>> begin

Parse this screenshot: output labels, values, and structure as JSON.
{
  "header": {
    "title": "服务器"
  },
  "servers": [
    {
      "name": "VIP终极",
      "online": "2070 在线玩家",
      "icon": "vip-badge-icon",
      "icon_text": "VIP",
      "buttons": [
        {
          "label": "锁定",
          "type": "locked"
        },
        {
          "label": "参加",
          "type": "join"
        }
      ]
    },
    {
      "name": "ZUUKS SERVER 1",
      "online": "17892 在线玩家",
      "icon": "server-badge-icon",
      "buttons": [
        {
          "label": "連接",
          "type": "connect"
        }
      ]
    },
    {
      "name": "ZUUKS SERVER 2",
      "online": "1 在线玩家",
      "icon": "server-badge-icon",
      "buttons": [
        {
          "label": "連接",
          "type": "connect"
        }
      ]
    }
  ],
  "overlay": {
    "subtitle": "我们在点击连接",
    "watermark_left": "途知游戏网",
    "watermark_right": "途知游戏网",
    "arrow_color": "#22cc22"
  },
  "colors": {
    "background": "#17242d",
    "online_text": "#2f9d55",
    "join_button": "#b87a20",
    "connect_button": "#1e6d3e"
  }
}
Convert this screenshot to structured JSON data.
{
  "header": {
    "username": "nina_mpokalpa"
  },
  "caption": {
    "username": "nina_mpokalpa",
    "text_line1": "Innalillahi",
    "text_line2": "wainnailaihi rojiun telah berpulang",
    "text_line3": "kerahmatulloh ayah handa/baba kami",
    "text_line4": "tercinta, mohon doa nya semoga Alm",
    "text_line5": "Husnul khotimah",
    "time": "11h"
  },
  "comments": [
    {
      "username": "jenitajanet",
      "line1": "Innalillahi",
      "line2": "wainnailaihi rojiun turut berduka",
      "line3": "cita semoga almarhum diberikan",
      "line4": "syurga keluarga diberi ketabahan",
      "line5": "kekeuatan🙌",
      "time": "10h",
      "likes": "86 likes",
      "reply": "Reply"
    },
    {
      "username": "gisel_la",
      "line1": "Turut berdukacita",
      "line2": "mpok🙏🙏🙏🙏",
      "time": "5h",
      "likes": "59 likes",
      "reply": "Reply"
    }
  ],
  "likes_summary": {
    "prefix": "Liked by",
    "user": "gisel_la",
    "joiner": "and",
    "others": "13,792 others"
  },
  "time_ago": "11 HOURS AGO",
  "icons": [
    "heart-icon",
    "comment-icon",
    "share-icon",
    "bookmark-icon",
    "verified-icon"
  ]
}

>> end

**Instructions to follow**
The records above should all be quoted exactly, please.

**Solved problem**
Parse this screenshot: output labels, values, and structure as JSON.
{
  "header": {
    "title": "服务器"
  },
  "servers": [
    {
      "name": "VIP终极",
      "online": "2070 在线玩家",
      "icon": "vip-badge-icon",
      "icon_text": "VIP",
      "buttons": [
        {
          "label": "锁定",
          "type": "locked"
        },
        {
          "label": "参加",
          "type": "join"
        }
      ]
    },
    {
      "name": "ZUUKS SERVER 1",
      "online": "17892 在线玩家",
      "icon": "server-badge-icon",
      "buttons": [
        {
          "label": "連接",
          "type": "connect"
        }
      ]
    },
    {
      "name": "ZUUKS SERVER 2",
      "online": "1 在线玩家",
      "icon": "server-badge-icon",
      "buttons": [
        {
          "label": "連接",
          "type": "connect"
        }
      ]
    }
  ],
  "overlay": {
    "subtitle": "我们在点击连接",
    "watermark_left": "途知游戏网",
    "watermark_right": "途知游戏网",
    "arrow_color": "#22cc22"
  },
  "colors": {
    "background": "#17242d",
    "online_text": "#2f9d55",
    "join_button": "#b87a20",
    "connect_button": "#1e6d3e"
  }
}
Convert this screenshot to structured JSON data.
{
  "header": {
    "username": "nina_mpokalpa"
  },
  "caption": {
    "username": "nina_mpokalpa",
    "text_line1": "Innalillahi",
    "text_line2": "wainnailaihi rojiun telah berpulang",
    "text_line3": "kerahmatulloh ayah handa/baba kami",
    "text_line4": "tercinta, mohon doa nya semoga Alm",
    "text_line5": "Husnul khotimah",
    "time": "11h"
  },
  "comments": [
    {
      "username": "jenitajanet",
      "line1": "Innalillahi",
      "line2": "wainnailaihi rojiun turut berduka",
      "line3": "cita semoga almarhum diberikan",
      "line4": "syurga keluarga diberi ketabahan",
      "line5": "kekeuatan🙌",
      "time": "10h",
      "likes": "86 likes",
      "reply": "Reply"
    },
    {
      "username": "gisel_la",
      "line1": "Turut berdukacita",
      "line2": "mpok🙏🙏🙏🙏",
      "time": "5h",
      "likes": "59 likes",
      "reply": "Reply"
    }
  ],
  "likes_summary": {
    "prefix": "Liked by",
    "user": "gisel_la",
    "joiner": "and",
    "others": "13,792 others"
  },
  "time_ago": "11 HOURS AGO",
  "icons": [
    "heart-icon",
    "comment-icon",
    "share-icon",
    "bookmark-icon",
    "verified-icon"
  ]
}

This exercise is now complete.